STATED TASK:
From the listing that follows, extract every line and set it down unaltered.

DATA ENTRIES:

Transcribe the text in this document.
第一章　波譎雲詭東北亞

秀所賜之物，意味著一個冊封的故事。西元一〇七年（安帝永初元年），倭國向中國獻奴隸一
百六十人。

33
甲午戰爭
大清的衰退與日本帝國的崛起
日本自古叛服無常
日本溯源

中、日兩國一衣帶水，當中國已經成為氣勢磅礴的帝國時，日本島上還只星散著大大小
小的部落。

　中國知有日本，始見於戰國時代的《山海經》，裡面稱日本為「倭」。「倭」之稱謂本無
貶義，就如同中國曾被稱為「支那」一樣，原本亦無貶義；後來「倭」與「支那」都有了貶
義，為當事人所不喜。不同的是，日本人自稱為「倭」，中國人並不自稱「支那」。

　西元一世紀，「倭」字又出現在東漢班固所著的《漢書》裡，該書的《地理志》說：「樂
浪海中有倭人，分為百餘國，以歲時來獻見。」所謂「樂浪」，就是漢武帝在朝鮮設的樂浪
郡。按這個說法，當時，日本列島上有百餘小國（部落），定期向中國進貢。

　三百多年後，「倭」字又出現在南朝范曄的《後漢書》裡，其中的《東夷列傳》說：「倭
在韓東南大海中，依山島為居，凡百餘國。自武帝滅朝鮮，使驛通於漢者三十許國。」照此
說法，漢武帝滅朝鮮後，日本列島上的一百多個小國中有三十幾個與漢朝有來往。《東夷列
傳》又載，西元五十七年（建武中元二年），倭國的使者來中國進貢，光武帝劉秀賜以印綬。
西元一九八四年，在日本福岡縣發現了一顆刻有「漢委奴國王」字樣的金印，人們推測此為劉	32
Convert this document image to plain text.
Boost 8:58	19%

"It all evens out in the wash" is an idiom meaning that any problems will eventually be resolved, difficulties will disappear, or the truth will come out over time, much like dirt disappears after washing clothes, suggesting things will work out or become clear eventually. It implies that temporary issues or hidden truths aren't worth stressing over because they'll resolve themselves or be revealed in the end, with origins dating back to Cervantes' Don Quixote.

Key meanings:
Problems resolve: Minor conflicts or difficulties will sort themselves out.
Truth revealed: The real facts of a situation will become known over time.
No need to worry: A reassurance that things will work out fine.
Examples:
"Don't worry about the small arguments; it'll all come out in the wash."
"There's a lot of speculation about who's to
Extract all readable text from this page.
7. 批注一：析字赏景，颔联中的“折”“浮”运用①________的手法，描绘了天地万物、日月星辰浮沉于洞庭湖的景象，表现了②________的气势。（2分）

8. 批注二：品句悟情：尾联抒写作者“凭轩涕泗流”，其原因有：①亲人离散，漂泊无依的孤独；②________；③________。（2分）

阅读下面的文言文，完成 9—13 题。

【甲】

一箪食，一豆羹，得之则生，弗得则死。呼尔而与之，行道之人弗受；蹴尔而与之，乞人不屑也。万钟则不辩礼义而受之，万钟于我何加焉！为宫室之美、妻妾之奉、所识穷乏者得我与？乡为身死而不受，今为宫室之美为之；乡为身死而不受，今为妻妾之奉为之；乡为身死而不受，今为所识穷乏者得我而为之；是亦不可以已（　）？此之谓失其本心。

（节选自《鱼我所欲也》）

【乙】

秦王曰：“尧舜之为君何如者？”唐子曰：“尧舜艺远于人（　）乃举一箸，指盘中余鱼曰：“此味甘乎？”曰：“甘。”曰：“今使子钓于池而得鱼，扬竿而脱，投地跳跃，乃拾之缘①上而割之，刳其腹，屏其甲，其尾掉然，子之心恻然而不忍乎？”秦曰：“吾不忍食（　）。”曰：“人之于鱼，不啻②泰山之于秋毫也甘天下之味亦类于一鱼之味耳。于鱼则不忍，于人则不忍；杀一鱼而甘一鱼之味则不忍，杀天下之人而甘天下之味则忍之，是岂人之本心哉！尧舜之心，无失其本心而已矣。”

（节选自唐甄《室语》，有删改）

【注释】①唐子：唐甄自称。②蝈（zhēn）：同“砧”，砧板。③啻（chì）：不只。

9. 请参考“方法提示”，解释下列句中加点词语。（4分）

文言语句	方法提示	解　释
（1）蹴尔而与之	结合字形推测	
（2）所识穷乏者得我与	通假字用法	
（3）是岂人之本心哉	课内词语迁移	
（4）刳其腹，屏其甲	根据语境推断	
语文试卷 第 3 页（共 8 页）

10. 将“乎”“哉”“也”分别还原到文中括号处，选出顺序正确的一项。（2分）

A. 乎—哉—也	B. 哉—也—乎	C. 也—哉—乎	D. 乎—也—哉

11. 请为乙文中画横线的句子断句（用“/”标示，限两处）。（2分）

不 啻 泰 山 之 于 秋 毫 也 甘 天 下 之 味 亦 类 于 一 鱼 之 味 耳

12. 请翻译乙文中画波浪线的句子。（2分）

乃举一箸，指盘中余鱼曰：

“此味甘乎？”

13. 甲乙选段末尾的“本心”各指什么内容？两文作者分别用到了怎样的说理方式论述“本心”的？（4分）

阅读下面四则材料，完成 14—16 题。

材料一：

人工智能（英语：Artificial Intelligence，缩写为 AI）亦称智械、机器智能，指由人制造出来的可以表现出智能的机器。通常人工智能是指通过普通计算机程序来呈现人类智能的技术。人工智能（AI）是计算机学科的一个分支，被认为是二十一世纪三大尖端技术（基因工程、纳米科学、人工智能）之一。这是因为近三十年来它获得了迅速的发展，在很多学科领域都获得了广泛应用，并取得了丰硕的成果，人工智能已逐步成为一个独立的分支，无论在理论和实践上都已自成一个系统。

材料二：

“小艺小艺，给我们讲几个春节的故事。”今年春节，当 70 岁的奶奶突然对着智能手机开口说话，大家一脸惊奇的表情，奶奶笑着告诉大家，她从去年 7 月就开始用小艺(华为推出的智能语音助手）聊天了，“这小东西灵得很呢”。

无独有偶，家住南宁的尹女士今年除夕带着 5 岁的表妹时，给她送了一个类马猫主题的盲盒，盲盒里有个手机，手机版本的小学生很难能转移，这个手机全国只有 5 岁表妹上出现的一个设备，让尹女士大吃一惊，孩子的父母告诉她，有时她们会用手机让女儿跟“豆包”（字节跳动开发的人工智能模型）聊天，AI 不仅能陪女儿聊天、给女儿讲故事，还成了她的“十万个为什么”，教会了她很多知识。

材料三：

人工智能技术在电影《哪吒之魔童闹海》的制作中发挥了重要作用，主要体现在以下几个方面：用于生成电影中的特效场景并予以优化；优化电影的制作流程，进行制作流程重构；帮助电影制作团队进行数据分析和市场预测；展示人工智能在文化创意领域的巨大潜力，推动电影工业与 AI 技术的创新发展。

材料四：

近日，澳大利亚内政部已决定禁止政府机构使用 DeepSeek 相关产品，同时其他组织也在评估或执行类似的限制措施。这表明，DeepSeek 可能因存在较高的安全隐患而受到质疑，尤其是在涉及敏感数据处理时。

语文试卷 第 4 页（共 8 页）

RESULT OF THIS TASK:
Transcribe the text in this document.
第一章　波譎雲詭東北亞

秀所賜之物，意味著一個冊封的故事。西元一〇七年（安帝永初元年），倭國向中國獻奴隸一
百六十人。

33
甲午戰爭
大清的衰退與日本帝國的崛起
日本自古叛服無常
日本溯源

中、日兩國一衣帶水，當中國已經成為氣勢磅礴的帝國時，日本島上還只星散著大大小
小的部落。

　中國知有日本，始見於戰國時代的《山海經》，裡面稱日本為「倭」。「倭」之稱謂本無
貶義，就如同中國曾被稱為「支那」一樣，原本亦無貶義；後來「倭」與「支那」都有了貶
義，為當事人所不喜。不同的是，日本人自稱為「倭」，中國人並不自稱「支那」。

　西元一世紀，「倭」字又出現在東漢班固所著的《漢書》裡，該書的《地理志》說：「樂
浪海中有倭人，分為百餘國，以歲時來獻見。」所謂「樂浪」，就是漢武帝在朝鮮設的樂浪
郡。按這個說法，當時，日本列島上有百餘小國（部落），定期向中國進貢。

　三百多年後，「倭」字又出現在南朝范曄的《後漢書》裡，其中的《東夷列傳》說：「倭
在韓東南大海中，依山島為居，凡百餘國。自武帝滅朝鮮，使驛通於漢者三十許國。」照此
說法，漢武帝滅朝鮮後，日本列島上的一百多個小國中有三十幾個與漢朝有來往。《東夷列
傳》又載，西元五十七年（建武中元二年），倭國的使者來中國進貢，光武帝劉秀賜以印綬。
西元一九八四年，在日本福岡縣發現了一顆刻有「漢委奴國王」字樣的金印，人們推測此為劉	32
Convert this document image to plain text.
Boost 8:58	19%

"It all evens out in the wash" is an idiom meaning that any problems will eventually be resolved, difficulties will disappear, or the truth will come out over time, much like dirt disappears after washing clothes, suggesting things will work out or become clear eventually. It implies that temporary issues or hidden truths aren't worth stressing over because they'll resolve themselves or be revealed in the end, with origins dating back to Cervantes' Don Quixote.

Key meanings:
Problems resolve: Minor conflicts or difficulties will sort themselves out.
Truth revealed: The real facts of a situation will become known over time.
No need to worry: A reassurance that things will work out fine.
Examples:
"Don't worry about the small arguments; it'll all come out in the wash."
"There's a lot of speculation about who's to
Extract all readable text from this page.
7. 批注一：析字赏景，颔联中的“折”“浮”运用①________的手法，描绘了天地万物、日月星辰浮沉于洞庭湖的景象，表现了②________的气势。（2分）

8. 批注二：品句悟情：尾联抒写作者“凭轩涕泗流”，其原因有：①亲人离散，漂泊无依的孤独；②________；③________。（2分）

阅读下面的文言文，完成 9—13 题。

【甲】

一箪食，一豆羹，得之则生，弗得则死。呼尔而与之，行道之人弗受；蹴尔而与之，乞人不屑也。万钟则不辩礼义而受之，万钟于我何加焉！为宫室之美、妻妾之奉、所识穷乏者得我与？乡为身死而不受，今为宫室之美为之；乡为身死而不受，今为妻妾之奉为之；乡为身死而不受，今为所识穷乏者得我而为之；是亦不可以已（　）？此之谓失其本心。

（节选自《鱼我所欲也》）

【乙】

秦王曰：“尧舜之为君何如者？”唐子曰：“尧舜艺远于人（　）乃举一箸，指盘中余鱼曰：“此味甘乎？”曰：“甘。”曰：“今使子钓于池而得鱼，扬竿而脱，投地跳跃，乃拾之缘①上而割之，刳其腹，屏其甲，其尾掉然，子之心恻然而不忍乎？”秦曰：“吾不忍食（　）。”曰：“人之于鱼，不啻②泰山之于秋毫也甘天下之味亦类于一鱼之味耳。于鱼则不忍，于人则不忍；杀一鱼而甘一鱼之味则不忍，杀天下之人而甘天下之味则忍之，是岂人之本心哉！尧舜之心，无失其本心而已矣。”

（节选自唐甄《室语》，有删改）

【注释】①唐子：唐甄自称。②蝈（zhēn）：同“砧”，砧板。③啻（chì）：不只。

9. 请参考“方法提示”，解释下列句中加点词语。（4分）

文言语句	方法提示	解　释
（1）蹴尔而与之	结合字形推测	
（2）所识穷乏者得我与	通假字用法	
（3）是岂人之本心哉	课内词语迁移	
（4）刳其腹，屏其甲	根据语境推断	
语文试卷 第 3 页（共 8 页）

10. 将“乎”“哉”“也”分别还原到文中括号处，选出顺序正确的一项。（2分）

A. 乎—哉—也	B. 哉—也—乎	C. 也—哉—乎	D. 乎—也—哉

11. 请为乙文中画横线的句子断句（用“/”标示，限两处）。（2分）

不 啻 泰 山 之 于 秋 毫 也 甘 天 下 之 味 亦 类 于 一 鱼 之 味 耳

12. 请翻译乙文中画波浪线的句子。（2分）

乃举一箸，指盘中余鱼曰：

“此味甘乎？”

13. 甲乙选段末尾的“本心”各指什么内容？两文作者分别用到了怎样的说理方式论述“本心”的？（4分）

阅读下面四则材料，完成 14—16 题。

材料一：

人工智能（英语：Artificial Intelligence，缩写为 AI）亦称智械、机器智能，指由人制造出来的可以表现出智能的机器。通常人工智能是指通过普通计算机程序来呈现人类智能的技术。人工智能（AI）是计算机学科的一个分支，被认为是二十一世纪三大尖端技术（基因工程、纳米科学、人工智能）之一。这是因为近三十年来它获得了迅速的发展，在很多学科领域都获得了广泛应用，并取得了丰硕的成果，人工智能已逐步成为一个独立的分支，无论在理论和实践上都已自成一个系统。

材料二：

“小艺小艺，给我们讲几个春节的故事。”今年春节，当 70 岁的奶奶突然对着智能手机开口说话，大家一脸惊奇的表情，奶奶笑着告诉大家，她从去年 7 月就开始用小艺(华为推出的智能语音助手）聊天了，“这小东西灵得很呢”。

无独有偶，家住南宁的尹女士今年除夕带着 5 岁的表妹时，给她送了一个类马猫主题的盲盒，盲盒里有个手机，手机版本的小学生很难能转移，这个手机全国只有 5 岁表妹上出现的一个设备，让尹女士大吃一惊，孩子的父母告诉她，有时她们会用手机让女儿跟“豆包”（字节跳动开发的人工智能模型）聊天，AI 不仅能陪女儿聊天、给女儿讲故事，还成了她的“十万个为什么”，教会了她很多知识。

材料三：

人工智能技术在电影《哪吒之魔童闹海》的制作中发挥了重要作用，主要体现在以下几个方面：用于生成电影中的特效场景并予以优化；优化电影的制作流程，进行制作流程重构；帮助电影制作团队进行数据分析和市场预测；展示人工智能在文化创意领域的巨大潜力，推动电影工业与 AI 技术的创新发展。

材料四：

近日，澳大利亚内政部已决定禁止政府机构使用 DeepSeek 相关产品，同时其他组织也在评估或执行类似的限制措施。这表明，DeepSeek 可能因存在较高的安全隐患而受到质疑，尤其是在涉及敏感数据处理时。

语文试卷 第 4 页（共 8 页）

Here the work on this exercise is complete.